### What to produce
From the listing below, pull out all lines with "circle" in them.
--- START Given data ---
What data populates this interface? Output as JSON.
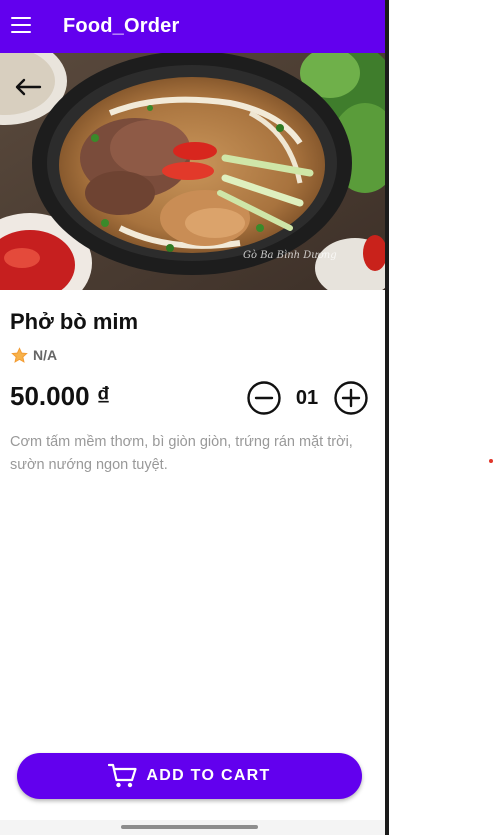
{
  "app": {
    "title": "Food_Order"
  },
  "hero": {
    "watermark": "Gò Ba Bình Dương"
  },
  "food": {
    "name": "Phở bò mim",
    "rating": "N/A",
    "price": "50.000 ₫",
    "quantity": "01",
    "description": "Cơm tấm mềm thơm, bì giòn giòn, trứng rán mặt trời, sườn nướng ngon tuyệt."
  },
  "actions": {
    "add_to_cart_label": "ADD TO CART"
  },
  "icons": {
    "menu": "menu-icon",
    "back": "arrow-left-icon",
    "rating": "star-icon",
    "minus": "minus-circle-icon",
    "plus": "plus-circle-icon",
    "cart": "shopping-cart-icon"
  },
  "colors": {
    "primary": "#6200ee",
    "star": "#f39c34",
    "description": "#999999"
  }
}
--- END Given data ---
### Solution for this task
    "minus": "minus-circle-icon",
    "plus": "plus-circle-icon",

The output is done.